The Effect of Temperature on Polycyclic Aromatic Hydrocarbon Persistence in an Unacclimated Agricultural Soil
Hazardous Waste and Hazardous Materials
A laboratory study was conducted to investigate the effect of temperature on the persistence of polycyclic aromatic hydrocarbons (PAHs) incubated in an unacclimated agricultural sandy loam soil. Soil microcosms were spiked with 16 priority pollutant PAHs and placed in incubation chambers at 10, 20, and 30°C. Triplicate sets of microcosms at each temperature were periodically removed from incubation over the 240 day study period and solvent extracted. Concentrations of PAHs in the soil were determined by HPLC analysis of the extracts. Substantial loss of three-ring compounds was observed at all temperatures whereas there was very little apparent loss of five and six-ring compounds at any temperature. The estimated half lives of acenaphthene, fluorene, and phenanthrene were comparable to values reported in the literature, but all other PAHs were more recalcitrant than reported in the literature. Increasing the soil temperature significantly improved the rate and extent of apparent loss of low molecular weight PAHs but had little effect on loss of five and six-ring PAHs. The effect of temperature on first order rate coefficients for loss of fluorene and on zero order rate coefficients for loss of anthracene, fluoranthene, pyrene and benz[a]anthracene was characterized by the Arrhenius equation but for the remaining compounds the Arrhenius equation was not useful. For land treatment of hazardous wastes containing PAHs, measures should be investigated to ensure loss of the more recalcitrant PAHs during the active treatment period and management options should be developed to ensure continued loss of PAHs during closure of a land treatment site when waste applications have ceased.
Coover, M. P. and Sims, Ronald C., "The Effect of Temperature on Polycyclic Aromatic Hydrocarbon Persistence in an Unacclimated Agricultural Soil" (1987). Biological Engineering Faculty Publications. Paper 57.

Page segmentation data
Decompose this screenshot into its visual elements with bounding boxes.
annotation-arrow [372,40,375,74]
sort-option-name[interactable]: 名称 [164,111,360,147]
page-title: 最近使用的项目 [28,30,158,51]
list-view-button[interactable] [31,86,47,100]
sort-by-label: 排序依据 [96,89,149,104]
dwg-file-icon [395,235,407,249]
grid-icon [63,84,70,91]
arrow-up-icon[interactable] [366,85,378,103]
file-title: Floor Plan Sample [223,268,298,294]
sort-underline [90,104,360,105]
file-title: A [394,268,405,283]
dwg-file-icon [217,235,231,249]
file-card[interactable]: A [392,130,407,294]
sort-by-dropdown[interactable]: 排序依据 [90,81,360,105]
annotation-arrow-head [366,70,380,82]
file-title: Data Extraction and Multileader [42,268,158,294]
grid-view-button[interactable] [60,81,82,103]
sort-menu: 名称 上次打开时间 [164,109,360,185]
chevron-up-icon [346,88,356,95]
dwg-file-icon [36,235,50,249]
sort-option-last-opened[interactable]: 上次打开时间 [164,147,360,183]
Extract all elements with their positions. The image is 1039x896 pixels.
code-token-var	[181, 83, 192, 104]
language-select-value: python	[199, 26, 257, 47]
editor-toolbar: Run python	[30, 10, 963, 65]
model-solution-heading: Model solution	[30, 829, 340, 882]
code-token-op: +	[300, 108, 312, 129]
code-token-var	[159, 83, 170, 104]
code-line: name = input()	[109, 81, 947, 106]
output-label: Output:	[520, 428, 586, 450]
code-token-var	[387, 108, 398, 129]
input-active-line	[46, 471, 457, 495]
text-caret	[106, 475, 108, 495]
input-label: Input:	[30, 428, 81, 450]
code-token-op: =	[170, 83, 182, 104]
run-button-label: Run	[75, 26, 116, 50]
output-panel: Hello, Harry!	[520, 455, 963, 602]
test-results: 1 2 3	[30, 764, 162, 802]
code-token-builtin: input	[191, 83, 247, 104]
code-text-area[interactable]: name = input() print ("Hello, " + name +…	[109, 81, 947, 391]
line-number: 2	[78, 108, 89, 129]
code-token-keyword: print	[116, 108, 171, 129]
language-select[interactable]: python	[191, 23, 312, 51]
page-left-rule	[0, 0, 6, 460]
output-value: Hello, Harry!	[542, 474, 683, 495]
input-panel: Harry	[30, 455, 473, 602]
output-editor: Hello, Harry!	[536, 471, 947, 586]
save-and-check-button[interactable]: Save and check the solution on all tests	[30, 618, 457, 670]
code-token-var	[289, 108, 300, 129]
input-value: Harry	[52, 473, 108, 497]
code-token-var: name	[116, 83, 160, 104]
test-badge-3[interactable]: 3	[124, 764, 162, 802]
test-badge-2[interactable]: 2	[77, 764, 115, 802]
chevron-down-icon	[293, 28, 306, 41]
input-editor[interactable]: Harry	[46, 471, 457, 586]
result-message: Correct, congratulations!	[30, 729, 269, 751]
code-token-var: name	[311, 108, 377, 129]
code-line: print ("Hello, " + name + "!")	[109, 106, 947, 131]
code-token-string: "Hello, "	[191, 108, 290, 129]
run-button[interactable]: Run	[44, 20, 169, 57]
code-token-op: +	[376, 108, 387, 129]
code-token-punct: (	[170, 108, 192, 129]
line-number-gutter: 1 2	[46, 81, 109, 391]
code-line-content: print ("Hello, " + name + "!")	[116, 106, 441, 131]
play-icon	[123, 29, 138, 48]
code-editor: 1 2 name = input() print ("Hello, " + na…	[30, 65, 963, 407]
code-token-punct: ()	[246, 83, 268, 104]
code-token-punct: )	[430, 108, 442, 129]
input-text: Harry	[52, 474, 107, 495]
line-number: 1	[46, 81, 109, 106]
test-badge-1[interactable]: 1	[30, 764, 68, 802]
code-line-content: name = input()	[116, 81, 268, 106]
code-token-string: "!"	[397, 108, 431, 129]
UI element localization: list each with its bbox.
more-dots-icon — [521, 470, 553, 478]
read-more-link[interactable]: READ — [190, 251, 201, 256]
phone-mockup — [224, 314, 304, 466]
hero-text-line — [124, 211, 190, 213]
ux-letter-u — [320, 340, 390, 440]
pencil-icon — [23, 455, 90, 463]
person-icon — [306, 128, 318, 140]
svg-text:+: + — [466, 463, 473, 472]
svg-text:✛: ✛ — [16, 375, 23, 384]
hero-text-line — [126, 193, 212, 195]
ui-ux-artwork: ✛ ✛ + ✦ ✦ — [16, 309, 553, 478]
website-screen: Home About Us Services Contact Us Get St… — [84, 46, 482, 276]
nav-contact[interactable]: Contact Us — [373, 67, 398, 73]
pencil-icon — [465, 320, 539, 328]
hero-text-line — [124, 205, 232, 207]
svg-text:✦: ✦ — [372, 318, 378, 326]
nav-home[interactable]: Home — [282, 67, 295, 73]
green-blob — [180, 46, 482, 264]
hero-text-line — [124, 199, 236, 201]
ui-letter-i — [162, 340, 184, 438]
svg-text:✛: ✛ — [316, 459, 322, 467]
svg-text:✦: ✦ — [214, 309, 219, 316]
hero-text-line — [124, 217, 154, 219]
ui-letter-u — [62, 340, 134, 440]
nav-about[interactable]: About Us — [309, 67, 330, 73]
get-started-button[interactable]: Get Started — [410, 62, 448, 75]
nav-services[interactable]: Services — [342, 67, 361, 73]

> [Action item] Copy out the passage of the abstract on temperature and PAH persistence in soil from "Coover, M. P." to "Publications. Paper 57.".

> [Written solution]
Coover, M. P. and Sims, Ronald C., "The Effect of Temperature on Polycyclic Aromatic Hydrocarbon Persistence in an Unacclimated Agricultural Soil" (1987). Biological Engineering Faculty Publications. Paper 57.